● **Exercise requirements**
Repeat verbatim the part of the listing that opens with the line containing "body-line: Commissioners for" and closes with the line containing "leader-line: [222, 376, 487, 381]", including both of those lines.
— Begin Listed records —
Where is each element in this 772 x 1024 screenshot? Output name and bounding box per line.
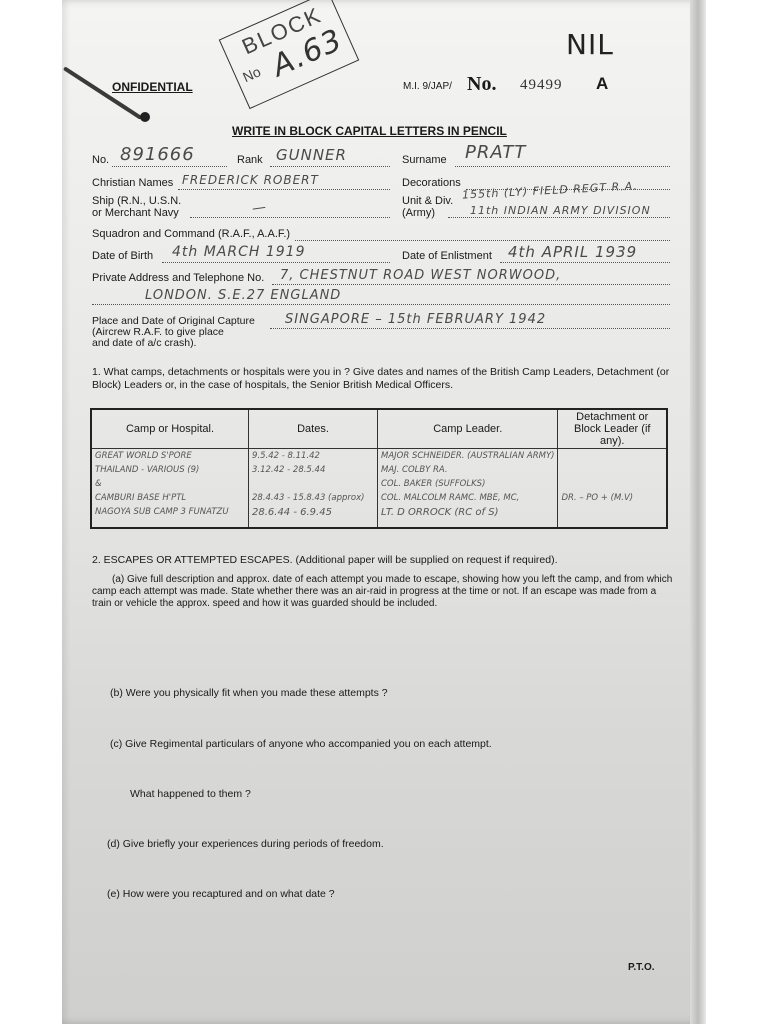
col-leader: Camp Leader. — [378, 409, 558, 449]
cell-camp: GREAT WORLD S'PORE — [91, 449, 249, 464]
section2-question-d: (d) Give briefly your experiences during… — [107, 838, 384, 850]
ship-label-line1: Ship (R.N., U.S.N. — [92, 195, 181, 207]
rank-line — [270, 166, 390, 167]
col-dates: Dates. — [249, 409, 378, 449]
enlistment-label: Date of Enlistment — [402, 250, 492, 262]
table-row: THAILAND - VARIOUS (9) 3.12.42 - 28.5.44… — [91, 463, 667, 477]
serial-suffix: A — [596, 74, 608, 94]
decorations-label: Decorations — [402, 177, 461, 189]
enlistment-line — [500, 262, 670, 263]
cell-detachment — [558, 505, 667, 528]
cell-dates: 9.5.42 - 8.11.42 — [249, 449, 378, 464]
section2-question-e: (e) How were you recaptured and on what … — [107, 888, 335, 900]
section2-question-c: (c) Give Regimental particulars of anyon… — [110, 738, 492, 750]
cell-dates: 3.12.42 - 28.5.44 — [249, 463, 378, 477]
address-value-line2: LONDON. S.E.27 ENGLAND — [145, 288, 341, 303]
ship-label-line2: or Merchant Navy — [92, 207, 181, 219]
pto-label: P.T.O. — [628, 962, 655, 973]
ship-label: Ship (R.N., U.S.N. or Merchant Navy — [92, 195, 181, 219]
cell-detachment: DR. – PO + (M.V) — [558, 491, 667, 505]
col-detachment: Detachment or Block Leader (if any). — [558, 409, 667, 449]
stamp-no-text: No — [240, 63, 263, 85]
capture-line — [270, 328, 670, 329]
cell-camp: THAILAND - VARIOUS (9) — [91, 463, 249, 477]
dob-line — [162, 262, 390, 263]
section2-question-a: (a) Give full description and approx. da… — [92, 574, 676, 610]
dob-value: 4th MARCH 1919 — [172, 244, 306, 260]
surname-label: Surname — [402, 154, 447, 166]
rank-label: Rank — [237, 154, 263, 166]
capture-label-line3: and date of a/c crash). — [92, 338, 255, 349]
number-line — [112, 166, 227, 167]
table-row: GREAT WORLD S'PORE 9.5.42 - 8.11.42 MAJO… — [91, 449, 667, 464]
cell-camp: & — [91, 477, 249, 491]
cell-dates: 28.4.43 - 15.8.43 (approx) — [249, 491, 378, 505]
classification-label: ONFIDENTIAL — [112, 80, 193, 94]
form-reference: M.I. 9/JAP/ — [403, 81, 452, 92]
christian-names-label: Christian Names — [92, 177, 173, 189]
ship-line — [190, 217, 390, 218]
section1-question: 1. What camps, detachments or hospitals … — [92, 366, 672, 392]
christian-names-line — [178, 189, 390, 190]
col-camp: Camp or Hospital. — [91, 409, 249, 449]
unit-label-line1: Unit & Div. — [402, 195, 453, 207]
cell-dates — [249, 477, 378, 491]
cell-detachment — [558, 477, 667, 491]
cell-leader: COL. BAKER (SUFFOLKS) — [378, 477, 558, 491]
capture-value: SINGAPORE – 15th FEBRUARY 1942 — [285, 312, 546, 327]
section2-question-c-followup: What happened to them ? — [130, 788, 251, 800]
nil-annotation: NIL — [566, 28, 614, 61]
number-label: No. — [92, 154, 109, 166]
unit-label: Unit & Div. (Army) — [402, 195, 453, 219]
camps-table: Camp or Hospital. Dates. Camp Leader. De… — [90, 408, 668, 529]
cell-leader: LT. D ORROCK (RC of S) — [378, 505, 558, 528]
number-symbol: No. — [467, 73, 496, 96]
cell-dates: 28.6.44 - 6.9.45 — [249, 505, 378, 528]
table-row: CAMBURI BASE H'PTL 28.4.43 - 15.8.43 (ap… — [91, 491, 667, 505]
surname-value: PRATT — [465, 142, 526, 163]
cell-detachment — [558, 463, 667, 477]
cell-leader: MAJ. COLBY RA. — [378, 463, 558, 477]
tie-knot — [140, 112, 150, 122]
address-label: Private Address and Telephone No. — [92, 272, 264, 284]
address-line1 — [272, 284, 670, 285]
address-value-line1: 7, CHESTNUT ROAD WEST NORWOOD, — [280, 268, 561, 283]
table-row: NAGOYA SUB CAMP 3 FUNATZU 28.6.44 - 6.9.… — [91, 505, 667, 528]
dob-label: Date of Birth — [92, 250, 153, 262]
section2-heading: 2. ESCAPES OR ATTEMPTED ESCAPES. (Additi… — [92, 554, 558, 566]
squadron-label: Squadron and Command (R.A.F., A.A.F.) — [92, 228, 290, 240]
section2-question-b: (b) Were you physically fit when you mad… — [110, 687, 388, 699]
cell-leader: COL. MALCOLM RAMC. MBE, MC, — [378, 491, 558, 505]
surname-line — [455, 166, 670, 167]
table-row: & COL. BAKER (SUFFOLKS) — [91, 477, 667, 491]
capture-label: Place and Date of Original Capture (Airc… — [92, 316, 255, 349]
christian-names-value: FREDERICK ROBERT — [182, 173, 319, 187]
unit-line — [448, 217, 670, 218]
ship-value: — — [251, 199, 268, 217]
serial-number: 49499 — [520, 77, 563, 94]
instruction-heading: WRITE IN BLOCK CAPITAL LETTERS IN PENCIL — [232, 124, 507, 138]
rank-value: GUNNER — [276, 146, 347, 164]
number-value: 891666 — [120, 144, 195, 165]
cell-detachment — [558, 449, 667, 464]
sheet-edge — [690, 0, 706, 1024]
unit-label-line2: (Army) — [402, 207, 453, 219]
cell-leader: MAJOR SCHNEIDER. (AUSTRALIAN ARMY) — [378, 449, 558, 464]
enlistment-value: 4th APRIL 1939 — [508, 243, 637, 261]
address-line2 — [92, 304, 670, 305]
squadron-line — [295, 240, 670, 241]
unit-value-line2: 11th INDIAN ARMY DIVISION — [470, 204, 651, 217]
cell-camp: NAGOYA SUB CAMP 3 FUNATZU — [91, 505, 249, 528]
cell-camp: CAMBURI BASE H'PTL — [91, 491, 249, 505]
— End Listed records —
— Begin Listed records —
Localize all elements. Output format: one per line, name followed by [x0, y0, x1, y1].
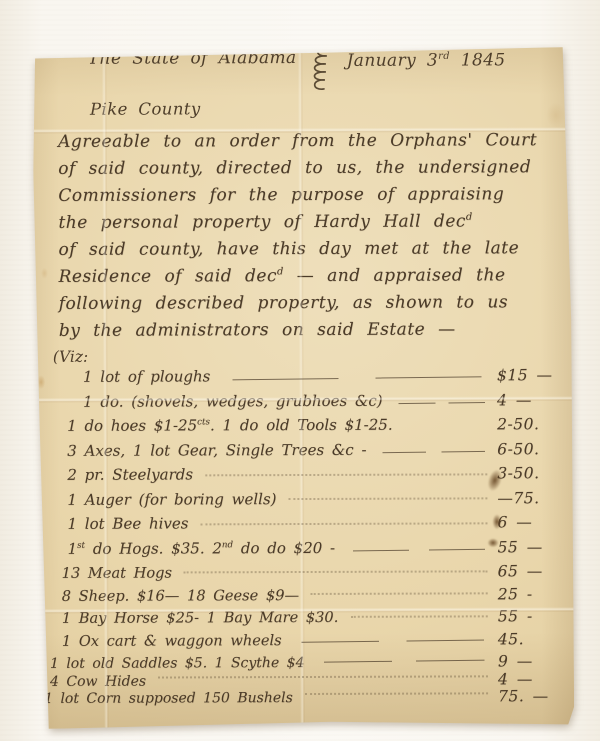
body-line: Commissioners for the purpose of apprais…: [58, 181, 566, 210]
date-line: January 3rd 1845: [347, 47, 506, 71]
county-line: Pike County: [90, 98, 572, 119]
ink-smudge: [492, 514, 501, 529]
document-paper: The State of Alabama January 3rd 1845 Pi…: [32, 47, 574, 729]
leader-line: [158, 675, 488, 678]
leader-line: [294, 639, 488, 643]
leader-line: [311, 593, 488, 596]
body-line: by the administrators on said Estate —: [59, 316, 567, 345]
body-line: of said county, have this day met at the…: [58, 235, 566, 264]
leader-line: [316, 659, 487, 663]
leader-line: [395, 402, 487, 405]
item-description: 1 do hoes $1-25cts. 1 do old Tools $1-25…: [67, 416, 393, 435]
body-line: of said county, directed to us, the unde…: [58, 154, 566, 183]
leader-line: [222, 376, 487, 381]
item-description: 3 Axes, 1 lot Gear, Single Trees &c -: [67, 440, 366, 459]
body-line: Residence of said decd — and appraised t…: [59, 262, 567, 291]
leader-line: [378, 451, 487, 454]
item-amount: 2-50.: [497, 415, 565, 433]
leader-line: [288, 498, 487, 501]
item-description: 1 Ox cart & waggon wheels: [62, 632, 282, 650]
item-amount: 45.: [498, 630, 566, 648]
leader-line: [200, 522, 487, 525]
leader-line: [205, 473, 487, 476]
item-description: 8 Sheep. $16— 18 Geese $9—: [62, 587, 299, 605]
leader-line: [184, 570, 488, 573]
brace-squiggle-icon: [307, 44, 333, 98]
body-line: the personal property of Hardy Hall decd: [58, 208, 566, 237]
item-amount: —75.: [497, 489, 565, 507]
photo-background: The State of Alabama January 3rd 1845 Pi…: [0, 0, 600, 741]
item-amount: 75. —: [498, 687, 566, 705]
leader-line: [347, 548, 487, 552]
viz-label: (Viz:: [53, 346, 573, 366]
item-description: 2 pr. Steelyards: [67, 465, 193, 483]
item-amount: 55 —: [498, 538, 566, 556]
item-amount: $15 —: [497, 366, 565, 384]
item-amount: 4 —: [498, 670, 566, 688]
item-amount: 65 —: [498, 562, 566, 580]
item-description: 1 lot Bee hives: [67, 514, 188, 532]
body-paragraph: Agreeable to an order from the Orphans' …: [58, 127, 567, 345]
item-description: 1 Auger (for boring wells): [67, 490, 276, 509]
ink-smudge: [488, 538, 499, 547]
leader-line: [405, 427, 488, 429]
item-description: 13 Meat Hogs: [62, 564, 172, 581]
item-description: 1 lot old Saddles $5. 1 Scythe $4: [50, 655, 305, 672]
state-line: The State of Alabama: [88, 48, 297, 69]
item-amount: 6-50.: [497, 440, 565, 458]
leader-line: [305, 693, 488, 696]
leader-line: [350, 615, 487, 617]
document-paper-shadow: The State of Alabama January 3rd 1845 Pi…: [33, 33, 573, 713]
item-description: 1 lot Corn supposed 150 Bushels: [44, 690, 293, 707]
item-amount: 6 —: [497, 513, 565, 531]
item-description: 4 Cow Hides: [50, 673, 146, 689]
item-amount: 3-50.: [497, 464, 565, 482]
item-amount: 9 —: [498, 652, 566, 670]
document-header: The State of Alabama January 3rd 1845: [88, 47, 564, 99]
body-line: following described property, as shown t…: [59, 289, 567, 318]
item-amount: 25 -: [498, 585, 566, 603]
— End Listed records —
— Begin Listed records —
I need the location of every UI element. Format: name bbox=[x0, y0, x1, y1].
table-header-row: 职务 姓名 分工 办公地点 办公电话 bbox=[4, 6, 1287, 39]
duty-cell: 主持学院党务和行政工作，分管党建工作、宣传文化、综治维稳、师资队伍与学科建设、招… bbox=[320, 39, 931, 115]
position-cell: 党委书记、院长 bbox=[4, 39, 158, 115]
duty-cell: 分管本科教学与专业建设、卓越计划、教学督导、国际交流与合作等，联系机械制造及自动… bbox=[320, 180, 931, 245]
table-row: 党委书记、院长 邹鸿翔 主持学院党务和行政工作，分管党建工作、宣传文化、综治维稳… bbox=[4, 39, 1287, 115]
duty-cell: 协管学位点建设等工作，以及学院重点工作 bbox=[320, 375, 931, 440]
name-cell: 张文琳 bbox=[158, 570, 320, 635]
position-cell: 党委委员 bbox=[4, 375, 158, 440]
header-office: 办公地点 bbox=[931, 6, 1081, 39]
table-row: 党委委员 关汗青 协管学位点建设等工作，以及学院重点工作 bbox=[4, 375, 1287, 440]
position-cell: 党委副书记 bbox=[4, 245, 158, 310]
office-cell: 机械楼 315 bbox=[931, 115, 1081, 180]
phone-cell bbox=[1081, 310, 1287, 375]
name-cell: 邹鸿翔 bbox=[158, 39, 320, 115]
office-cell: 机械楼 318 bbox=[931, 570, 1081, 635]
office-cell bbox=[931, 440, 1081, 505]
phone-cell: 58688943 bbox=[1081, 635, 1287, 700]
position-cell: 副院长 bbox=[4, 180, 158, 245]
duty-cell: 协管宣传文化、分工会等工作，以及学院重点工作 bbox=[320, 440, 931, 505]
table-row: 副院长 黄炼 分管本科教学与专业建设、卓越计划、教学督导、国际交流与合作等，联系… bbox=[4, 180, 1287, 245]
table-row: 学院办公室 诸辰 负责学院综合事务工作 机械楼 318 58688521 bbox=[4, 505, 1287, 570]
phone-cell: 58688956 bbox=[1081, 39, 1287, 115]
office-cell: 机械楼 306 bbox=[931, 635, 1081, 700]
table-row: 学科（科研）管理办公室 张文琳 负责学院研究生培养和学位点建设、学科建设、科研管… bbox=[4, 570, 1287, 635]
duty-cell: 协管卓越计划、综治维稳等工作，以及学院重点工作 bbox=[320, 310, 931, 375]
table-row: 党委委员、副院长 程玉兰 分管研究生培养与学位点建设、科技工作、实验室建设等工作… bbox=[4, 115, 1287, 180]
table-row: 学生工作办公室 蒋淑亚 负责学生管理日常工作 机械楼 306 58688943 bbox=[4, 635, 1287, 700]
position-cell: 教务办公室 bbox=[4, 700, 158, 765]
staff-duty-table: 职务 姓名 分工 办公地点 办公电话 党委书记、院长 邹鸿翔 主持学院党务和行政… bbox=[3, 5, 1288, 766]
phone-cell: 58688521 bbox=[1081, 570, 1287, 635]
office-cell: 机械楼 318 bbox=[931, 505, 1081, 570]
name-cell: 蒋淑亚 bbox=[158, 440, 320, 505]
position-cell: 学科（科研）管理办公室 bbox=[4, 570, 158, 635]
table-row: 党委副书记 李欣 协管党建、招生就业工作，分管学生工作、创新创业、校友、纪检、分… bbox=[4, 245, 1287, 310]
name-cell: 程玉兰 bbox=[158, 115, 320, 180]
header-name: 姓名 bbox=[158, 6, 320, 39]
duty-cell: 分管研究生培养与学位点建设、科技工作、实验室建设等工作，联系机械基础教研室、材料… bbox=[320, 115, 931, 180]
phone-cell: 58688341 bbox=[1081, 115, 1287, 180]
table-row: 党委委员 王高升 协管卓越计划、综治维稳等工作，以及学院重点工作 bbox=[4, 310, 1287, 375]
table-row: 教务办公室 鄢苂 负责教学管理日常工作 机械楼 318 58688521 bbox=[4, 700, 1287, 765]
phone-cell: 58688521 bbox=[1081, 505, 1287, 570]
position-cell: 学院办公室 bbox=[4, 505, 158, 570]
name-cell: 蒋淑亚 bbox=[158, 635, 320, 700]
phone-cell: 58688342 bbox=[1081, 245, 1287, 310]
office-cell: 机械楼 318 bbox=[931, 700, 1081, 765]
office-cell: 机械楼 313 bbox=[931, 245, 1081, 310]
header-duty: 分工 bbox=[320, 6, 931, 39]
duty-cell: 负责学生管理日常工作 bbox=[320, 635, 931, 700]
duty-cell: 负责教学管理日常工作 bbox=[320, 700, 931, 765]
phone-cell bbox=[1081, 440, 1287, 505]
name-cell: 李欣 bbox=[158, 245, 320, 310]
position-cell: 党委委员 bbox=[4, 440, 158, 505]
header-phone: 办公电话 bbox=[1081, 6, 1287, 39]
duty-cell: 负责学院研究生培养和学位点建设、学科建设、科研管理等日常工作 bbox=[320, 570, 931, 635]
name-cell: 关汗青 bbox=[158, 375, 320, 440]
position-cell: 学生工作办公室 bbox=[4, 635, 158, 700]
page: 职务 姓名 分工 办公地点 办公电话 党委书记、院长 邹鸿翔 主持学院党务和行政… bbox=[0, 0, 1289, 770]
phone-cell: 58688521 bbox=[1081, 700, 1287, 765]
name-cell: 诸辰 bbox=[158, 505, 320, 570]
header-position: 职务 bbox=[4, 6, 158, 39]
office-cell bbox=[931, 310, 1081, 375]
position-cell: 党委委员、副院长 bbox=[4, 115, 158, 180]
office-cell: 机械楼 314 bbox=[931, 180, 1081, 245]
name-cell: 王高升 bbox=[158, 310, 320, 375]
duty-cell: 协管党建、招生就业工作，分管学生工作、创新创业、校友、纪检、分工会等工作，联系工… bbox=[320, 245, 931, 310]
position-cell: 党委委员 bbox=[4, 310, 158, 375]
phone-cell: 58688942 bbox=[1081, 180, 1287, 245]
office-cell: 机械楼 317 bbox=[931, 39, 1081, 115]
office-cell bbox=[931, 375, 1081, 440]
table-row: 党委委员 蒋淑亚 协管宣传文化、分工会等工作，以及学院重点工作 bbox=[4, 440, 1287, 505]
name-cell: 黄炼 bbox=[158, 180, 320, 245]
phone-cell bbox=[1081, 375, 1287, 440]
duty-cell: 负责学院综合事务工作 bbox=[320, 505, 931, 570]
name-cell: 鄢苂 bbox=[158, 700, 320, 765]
— End Listed records —
● **Complete response**
body-line: Commissioners for the purpose of apprais…: [58, 181, 566, 210]
date-line: January 3rd 1845: [347, 47, 506, 71]
county-line: Pike County: [90, 98, 572, 119]
ink-smudge: [492, 514, 501, 529]
document-paper: The State of Alabama January 3rd 1845 Pi…: [32, 47, 574, 729]
leader-line: [158, 675, 488, 678]
leader-line: [294, 639, 488, 643]
leader-line: [311, 593, 488, 596]
body-line: by the administrators on said Estate —: [59, 316, 567, 345]
body-line: of said county, have this day met at the…: [58, 235, 566, 264]
leader-line: [316, 659, 487, 663]
leader-line: [395, 402, 487, 405]
item-description: 1 do hoes $1-25cts. 1 do old Tools $1-25…: [67, 416, 393, 435]
body-line: of said county, directed to us, the unde…: [58, 154, 566, 183]
leader-line: [222, 376, 487, 381]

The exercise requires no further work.